* MATERIAL FOR THIS TASK:
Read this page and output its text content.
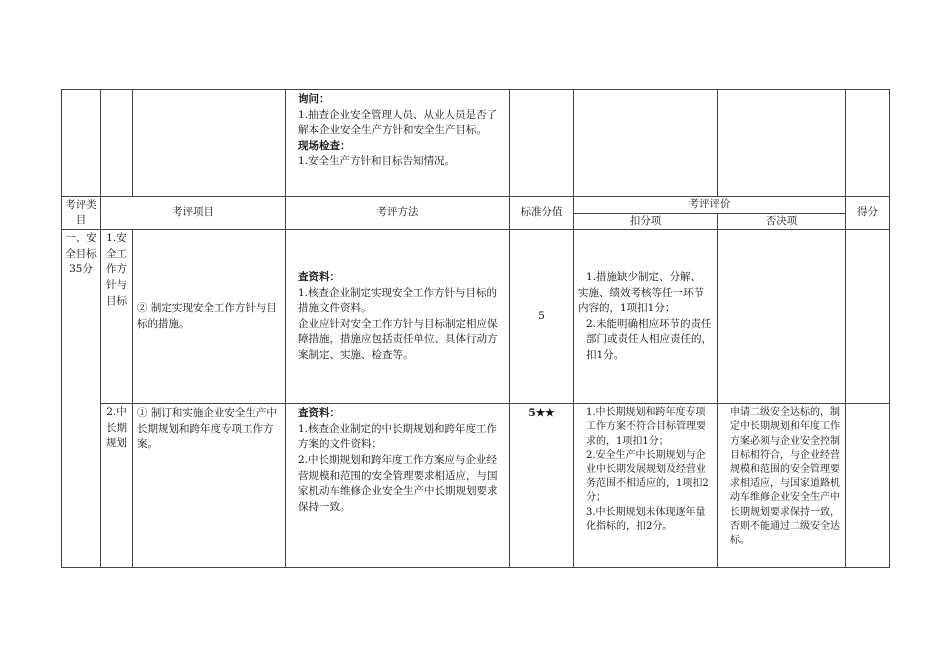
			询问：
1.抽查企业安全管理人员、从业人员是否了解本企业安全生产方针和安全生产目标。
现场检查：
1.安全生产方针和目标告知情况。				

考评类目	考评项目		考评方法	标准分值	考评评价		得分
					扣分项	否决项	
一、安全目标35分	1.安全工作方针与目标	② 制定实现安全工作方针与目标的措施。	查资料：
1.核查企业制定实现安全工作方针与目标的措施文件资料。
企业应针对安全工作方针与目标制定相应保障措施，措施应包括责任单位、具体行动方案制定、实施、检查等。	5	1.措施缺少制定、分解、
实施、绩效考核等任一环节内容的，1项扣1分；
2.未能明确相应环节的责任部门或责任人相应责任的，扣1分。		

	2.中长期规划	① 制订和实施企业安全生产中长期规划和跨年度专项工作方案。	查资料：
1.核查企业制定的中长期规划和跨年度工作方案的文件资料；
2.中长期规划和跨年度工作方案应与企业经营规模和范围的安全管理要求相适应，与国家机动车维修企业安全生产中长期规划要求保持一致。	5★★	1.中长期规划和跨年度专项工作方案不符合目标管理要求的，1项扣1分；
2.安全生产中长期规划与企业中长期发展规划及经营业务范围不相适应的，1项扣2分；
3.中长期规划未体现逐年量化指标的，扣2分。	申请二级安全达标的，制定中长期规划和年度工作方案必须与企业安全控制目标相符合，与企业经营规模和范围的安全管理要求相适应，与国家道路机动车维修企业安全生产中长期规划要求保持一致，否则不能通过二级安全达标。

* WHAT IS BEING ASKED: Reproduce each entry verbatim, excluding any embedded images.

* FINISHED EXERCISE:
Read this page and output its text content.
			询问：
1.抽查企业安全管理人员、从业人员是否了解本企业安全生产方针和安全生产目标。
现场检查：
1.安全生产方针和目标告知情况。				

考评类目	考评项目		考评方法	标准分值	考评评价		得分
					扣分项	否决项	
一、安全目标35分	1.安全工作方针与目标	② 制定实现安全工作方针与目标的措施。	查资料：
1.核查企业制定实现安全工作方针与目标的措施文件资料。
企业应针对安全工作方针与目标制定相应保障措施，措施应包括责任单位、具体行动方案制定、实施、检查等。	5	1.措施缺少制定、分解、
实施、绩效考核等任一环节内容的，1项扣1分；
2.未能明确相应环节的责任部门或责任人相应责任的，扣1分。		

	2.中长期规划	① 制订和实施企业安全生产中长期规划和跨年度专项工作方案。	查资料：
1.核查企业制定的中长期规划和跨年度工作方案的文件资料；
2.中长期规划和跨年度工作方案应与企业经营规模和范围的安全管理要求相适应，与国家机动车维修企业安全生产中长期规划要求保持一致。	5★★	1.中长期规划和跨年度专项工作方案不符合目标管理要求的，1项扣1分；
2.安全生产中长期规划与企业中长期发展规划及经营业务范围不相适应的，1项扣2分；
3.中长期规划未体现逐年量化指标的，扣2分。	申请二级安全达标的，制定中长期规划和年度工作方案必须与企业安全控制目标相符合，与企业经营规模和范围的安全管理要求相适应，与国家道路机动车维修企业安全生产中长期规划要求保持一致，否则不能通过二级安全达标。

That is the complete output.